REQUEST: Restate the whole of the material. Keep every word, and drop the pictures.

━━━━━ RECORDS FOR THE EXERCISE

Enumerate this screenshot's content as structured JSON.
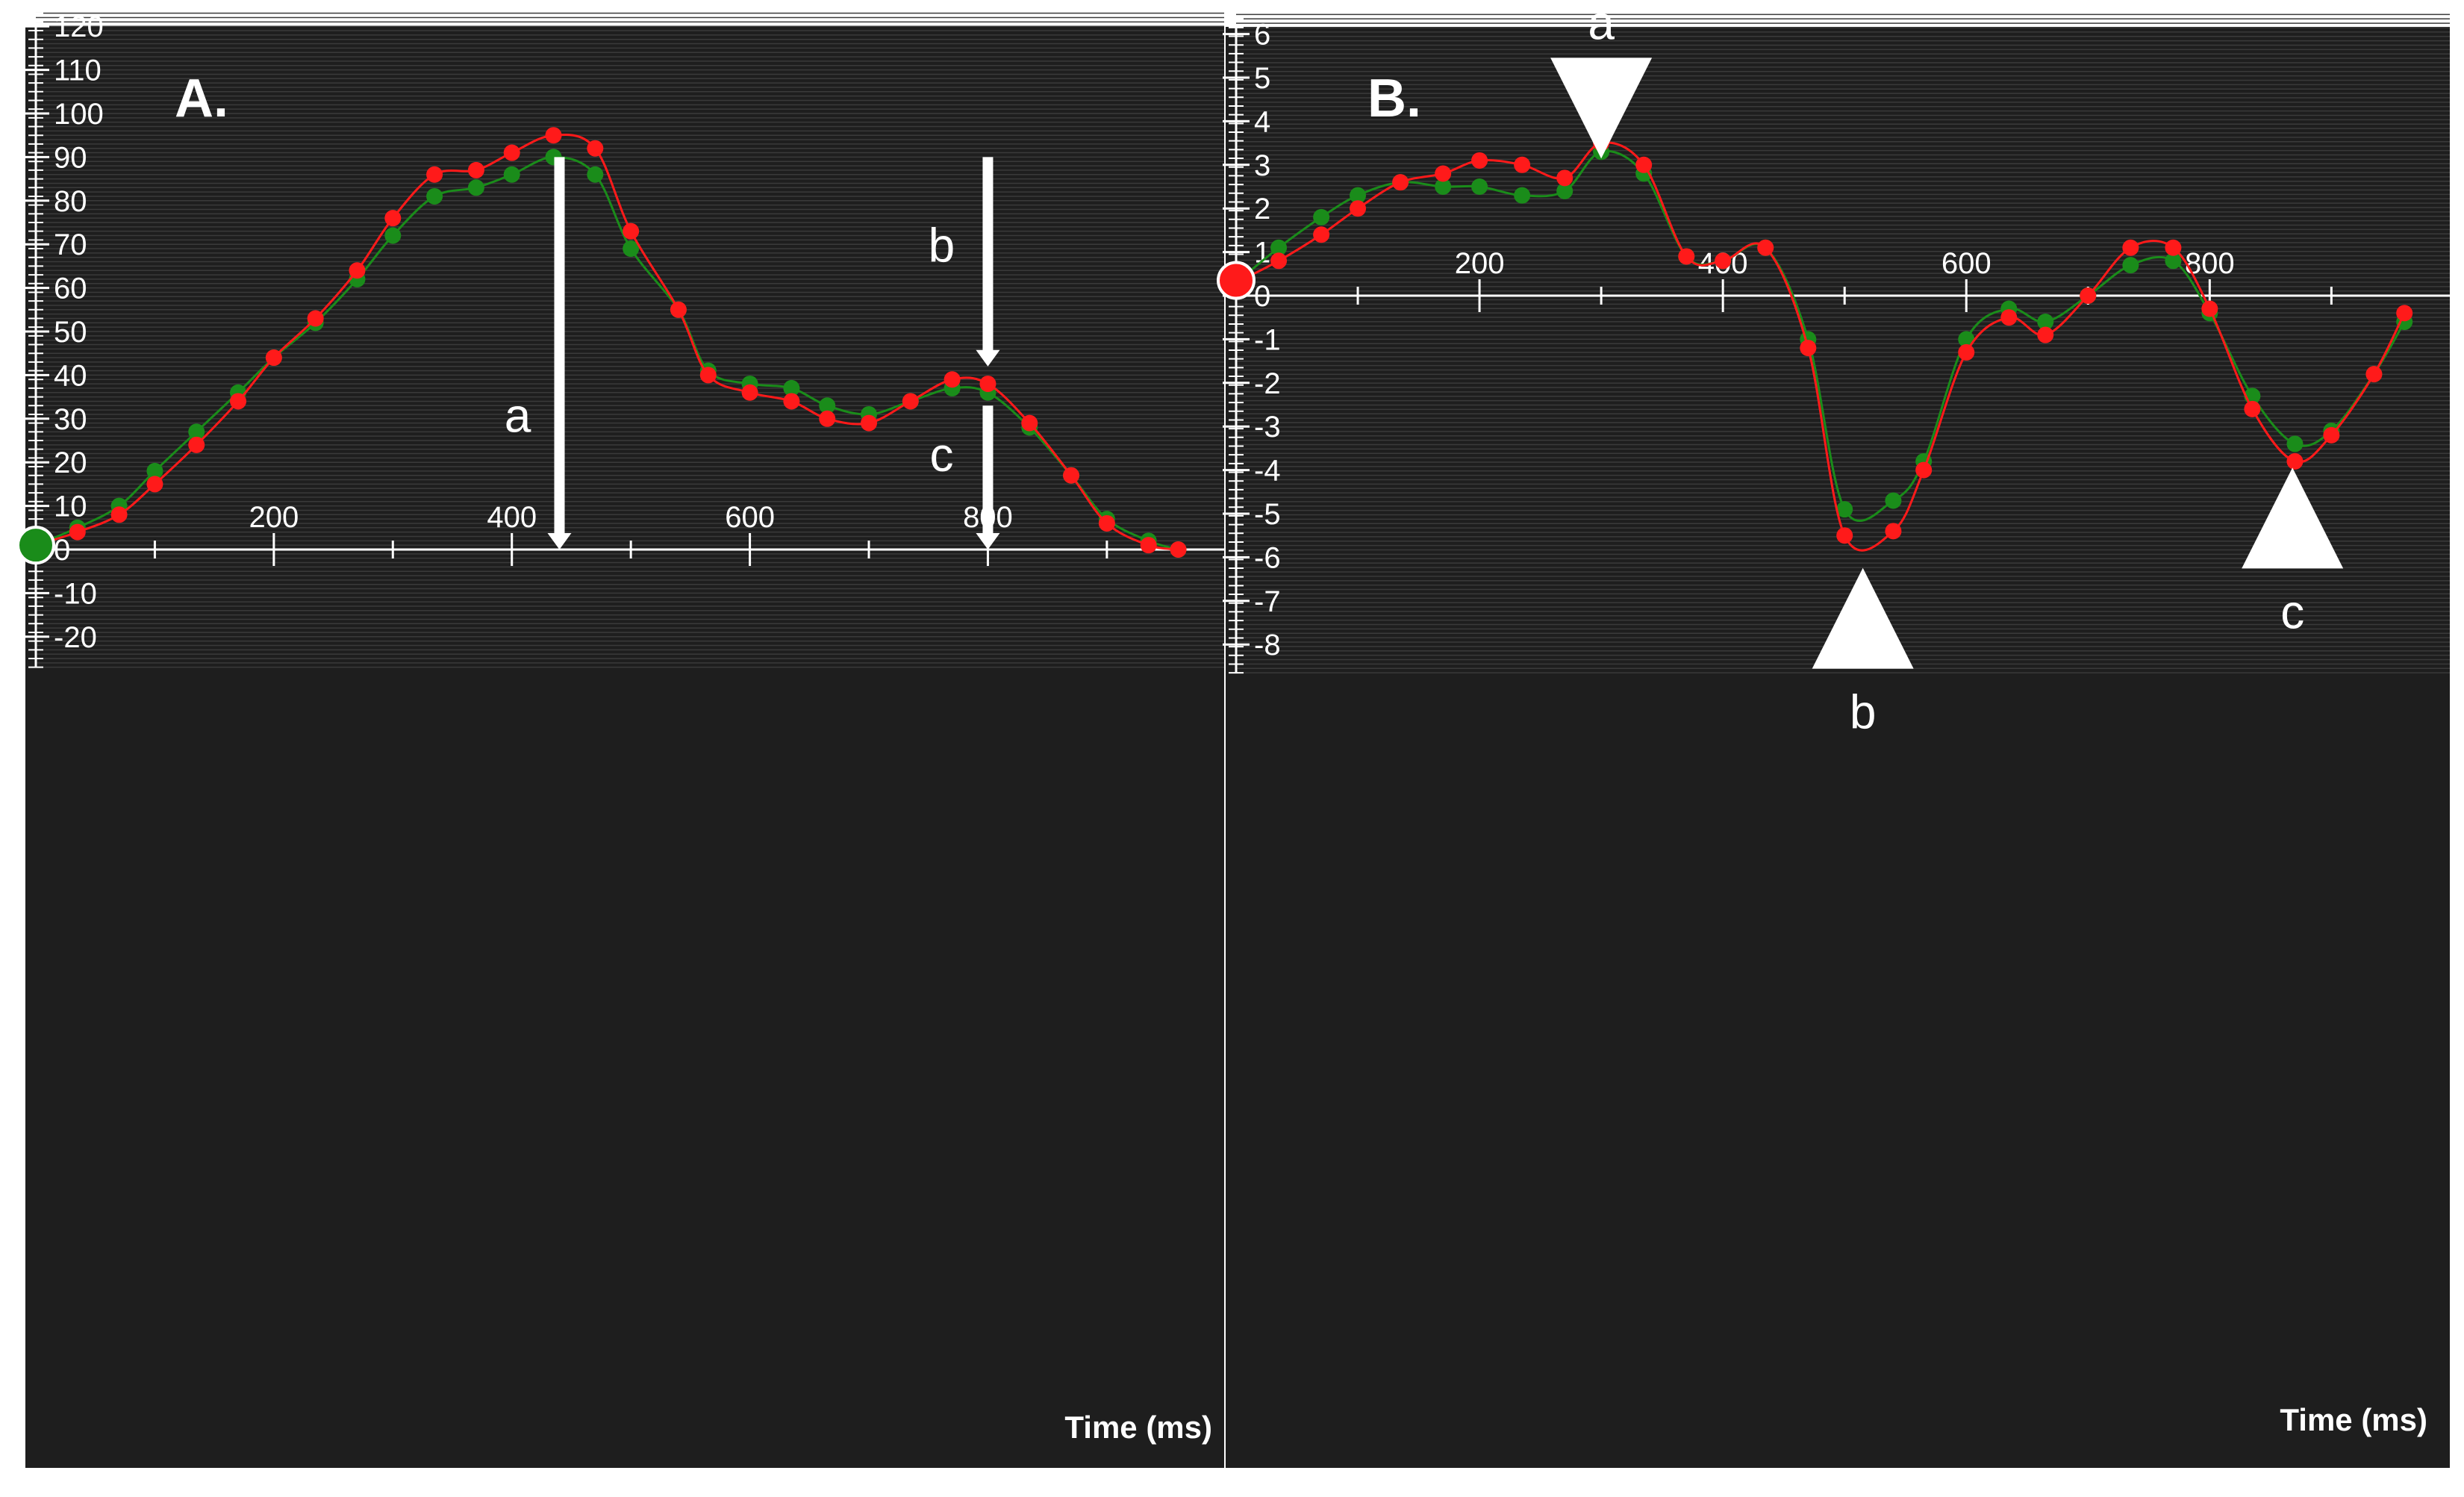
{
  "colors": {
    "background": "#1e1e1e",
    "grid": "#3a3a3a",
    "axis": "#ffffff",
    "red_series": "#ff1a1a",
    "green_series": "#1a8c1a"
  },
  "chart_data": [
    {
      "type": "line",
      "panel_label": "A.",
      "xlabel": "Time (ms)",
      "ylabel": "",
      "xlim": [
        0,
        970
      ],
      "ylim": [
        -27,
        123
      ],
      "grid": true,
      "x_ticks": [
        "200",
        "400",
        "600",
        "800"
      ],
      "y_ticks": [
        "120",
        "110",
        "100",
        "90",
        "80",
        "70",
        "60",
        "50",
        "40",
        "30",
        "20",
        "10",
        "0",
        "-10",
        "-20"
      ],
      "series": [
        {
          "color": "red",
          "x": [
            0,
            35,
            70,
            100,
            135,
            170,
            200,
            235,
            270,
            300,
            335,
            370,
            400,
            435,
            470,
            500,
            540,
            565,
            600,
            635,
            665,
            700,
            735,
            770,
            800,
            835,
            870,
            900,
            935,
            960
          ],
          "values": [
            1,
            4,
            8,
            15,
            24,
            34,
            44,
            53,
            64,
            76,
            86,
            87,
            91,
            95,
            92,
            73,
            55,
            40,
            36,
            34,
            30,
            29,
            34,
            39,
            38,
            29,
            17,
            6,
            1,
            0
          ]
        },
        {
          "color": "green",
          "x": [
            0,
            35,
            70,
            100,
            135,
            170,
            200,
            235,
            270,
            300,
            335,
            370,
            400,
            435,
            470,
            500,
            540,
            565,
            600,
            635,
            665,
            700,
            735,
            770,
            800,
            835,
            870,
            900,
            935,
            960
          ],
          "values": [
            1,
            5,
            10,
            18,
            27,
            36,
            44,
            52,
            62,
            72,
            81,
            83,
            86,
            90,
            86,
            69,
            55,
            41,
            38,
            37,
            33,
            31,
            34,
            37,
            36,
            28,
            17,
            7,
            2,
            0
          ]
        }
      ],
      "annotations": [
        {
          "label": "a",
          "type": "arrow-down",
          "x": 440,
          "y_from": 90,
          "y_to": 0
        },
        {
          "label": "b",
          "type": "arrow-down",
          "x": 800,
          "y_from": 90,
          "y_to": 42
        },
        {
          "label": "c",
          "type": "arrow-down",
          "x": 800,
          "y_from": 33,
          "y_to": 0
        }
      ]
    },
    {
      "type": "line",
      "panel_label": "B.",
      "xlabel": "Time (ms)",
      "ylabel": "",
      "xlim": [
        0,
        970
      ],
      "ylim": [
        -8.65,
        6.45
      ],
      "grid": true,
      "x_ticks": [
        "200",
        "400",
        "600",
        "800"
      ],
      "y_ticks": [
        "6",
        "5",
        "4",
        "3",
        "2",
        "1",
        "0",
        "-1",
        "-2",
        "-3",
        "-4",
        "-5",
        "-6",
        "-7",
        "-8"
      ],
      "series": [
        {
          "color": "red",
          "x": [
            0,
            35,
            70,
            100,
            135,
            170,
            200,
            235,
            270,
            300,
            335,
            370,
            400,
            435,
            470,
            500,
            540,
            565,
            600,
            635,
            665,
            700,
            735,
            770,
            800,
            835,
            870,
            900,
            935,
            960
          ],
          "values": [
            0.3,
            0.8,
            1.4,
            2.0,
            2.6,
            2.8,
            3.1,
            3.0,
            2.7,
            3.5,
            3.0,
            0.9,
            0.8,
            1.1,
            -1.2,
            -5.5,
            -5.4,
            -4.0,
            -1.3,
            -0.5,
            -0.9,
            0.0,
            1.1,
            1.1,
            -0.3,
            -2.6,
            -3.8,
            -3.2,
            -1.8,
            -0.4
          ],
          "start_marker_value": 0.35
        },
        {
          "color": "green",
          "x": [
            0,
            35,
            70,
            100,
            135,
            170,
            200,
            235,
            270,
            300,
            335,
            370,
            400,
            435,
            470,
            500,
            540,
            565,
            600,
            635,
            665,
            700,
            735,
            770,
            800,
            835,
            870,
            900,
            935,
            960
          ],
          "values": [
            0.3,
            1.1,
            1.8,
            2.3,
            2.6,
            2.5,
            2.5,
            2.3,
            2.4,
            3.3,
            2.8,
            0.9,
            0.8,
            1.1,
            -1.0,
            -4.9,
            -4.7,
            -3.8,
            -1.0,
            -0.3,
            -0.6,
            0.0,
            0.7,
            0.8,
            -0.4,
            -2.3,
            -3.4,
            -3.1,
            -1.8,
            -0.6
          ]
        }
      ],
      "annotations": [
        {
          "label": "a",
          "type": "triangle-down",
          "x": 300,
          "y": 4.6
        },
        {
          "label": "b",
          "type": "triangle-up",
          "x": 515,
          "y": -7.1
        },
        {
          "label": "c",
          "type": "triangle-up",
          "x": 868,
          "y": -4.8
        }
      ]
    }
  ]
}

━━━━━━━━━━

COMPLETED TASK:
Enumerate this screenshot's content as structured JSON.
{
  "colors": {
    "background": "#1e1e1e",
    "grid": "#3a3a3a",
    "axis": "#ffffff",
    "red_series": "#ff1a1a",
    "green_series": "#1a8c1a"
  },
  "chart_data": [
    {
      "type": "line",
      "panel_label": "A.",
      "xlabel": "Time (ms)",
      "ylabel": "",
      "xlim": [
        0,
        970
      ],
      "ylim": [
        -27,
        123
      ],
      "grid": true,
      "x_ticks": [
        "200",
        "400",
        "600",
        "800"
      ],
      "y_ticks": [
        "120",
        "110",
        "100",
        "90",
        "80",
        "70",
        "60",
        "50",
        "40",
        "30",
        "20",
        "10",
        "0",
        "-10",
        "-20"
      ],
      "series": [
        {
          "color": "red",
          "x": [
            0,
            35,
            70,
            100,
            135,
            170,
            200,
            235,
            270,
            300,
            335,
            370,
            400,
            435,
            470,
            500,
            540,
            565,
            600,
            635,
            665,
            700,
            735,
            770,
            800,
            835,
            870,
            900,
            935,
            960
          ],
          "values": [
            1,
            4,
            8,
            15,
            24,
            34,
            44,
            53,
            64,
            76,
            86,
            87,
            91,
            95,
            92,
            73,
            55,
            40,
            36,
            34,
            30,
            29,
            34,
            39,
            38,
            29,
            17,
            6,
            1,
            0
          ]
        },
        {
          "color": "green",
          "x": [
            0,
            35,
            70,
            100,
            135,
            170,
            200,
            235,
            270,
            300,
            335,
            370,
            400,
            435,
            470,
            500,
            540,
            565,
            600,
            635,
            665,
            700,
            735,
            770,
            800,
            835,
            870,
            900,
            935,
            960
          ],
          "values": [
            1,
            5,
            10,
            18,
            27,
            36,
            44,
            52,
            62,
            72,
            81,
            83,
            86,
            90,
            86,
            69,
            55,
            41,
            38,
            37,
            33,
            31,
            34,
            37,
            36,
            28,
            17,
            7,
            2,
            0
          ]
        }
      ],
      "annotations": [
        {
          "label": "a",
          "type": "arrow-down",
          "x": 440,
          "y_from": 90,
          "y_to": 0
        },
        {
          "label": "b",
          "type": "arrow-down",
          "x": 800,
          "y_from": 90,
          "y_to": 42
        },
        {
          "label": "c",
          "type": "arrow-down",
          "x": 800,
          "y_from": 33,
          "y_to": 0
        }
      ]
    },
    {
      "type": "line",
      "panel_label": "B.",
      "xlabel": "Time (ms)",
      "ylabel": "",
      "xlim": [
        0,
        970
      ],
      "ylim": [
        -8.65,
        6.45
      ],
      "grid": true,
      "x_ticks": [
        "200",
        "400",
        "600",
        "800"
      ],
      "y_ticks": [
        "6",
        "5",
        "4",
        "3",
        "2",
        "1",
        "0",
        "-1",
        "-2",
        "-3",
        "-4",
        "-5",
        "-6",
        "-7",
        "-8"
      ],
      "series": [
        {
          "color": "red",
          "x": [
            0,
            35,
            70,
            100,
            135,
            170,
            200,
            235,
            270,
            300,
            335,
            370,
            400,
            435,
            470,
            500,
            540,
            565,
            600,
            635,
            665,
            700,
            735,
            770,
            800,
            835,
            870,
            900,
            935,
            960
          ],
          "values": [
            0.3,
            0.8,
            1.4,
            2.0,
            2.6,
            2.8,
            3.1,
            3.0,
            2.7,
            3.5,
            3.0,
            0.9,
            0.8,
            1.1,
            -1.2,
            -5.5,
            -5.4,
            -4.0,
            -1.3,
            -0.5,
            -0.9,
            0.0,
            1.1,
            1.1,
            -0.3,
            -2.6,
            -3.8,
            -3.2,
            -1.8,
            -0.4
          ],
          "start_marker_value": 0.35
        },
        {
          "color": "green",
          "x": [
            0,
            35,
            70,
            100,
            135,
            170,
            200,
            235,
            270,
            300,
            335,
            370,
            400,
            435,
            470,
            500,
            540,
            565,
            600,
            635,
            665,
            700,
            735,
            770,
            800,
            835,
            870,
            900,
            935,
            960
          ],
          "values": [
            0.3,
            1.1,
            1.8,
            2.3,
            2.6,
            2.5,
            2.5,
            2.3,
            2.4,
            3.3,
            2.8,
            0.9,
            0.8,
            1.1,
            -1.0,
            -4.9,
            -4.7,
            -3.8,
            -1.0,
            -0.3,
            -0.6,
            0.0,
            0.7,
            0.8,
            -0.4,
            -2.3,
            -3.4,
            -3.1,
            -1.8,
            -0.6
          ]
        }
      ],
      "annotations": [
        {
          "label": "a",
          "type": "triangle-down",
          "x": 300,
          "y": 4.6
        },
        {
          "label": "b",
          "type": "triangle-up",
          "x": 515,
          "y": -7.1
        },
        {
          "label": "c",
          "type": "triangle-up",
          "x": 868,
          "y": -4.8
        }
      ]
    }
  ]
}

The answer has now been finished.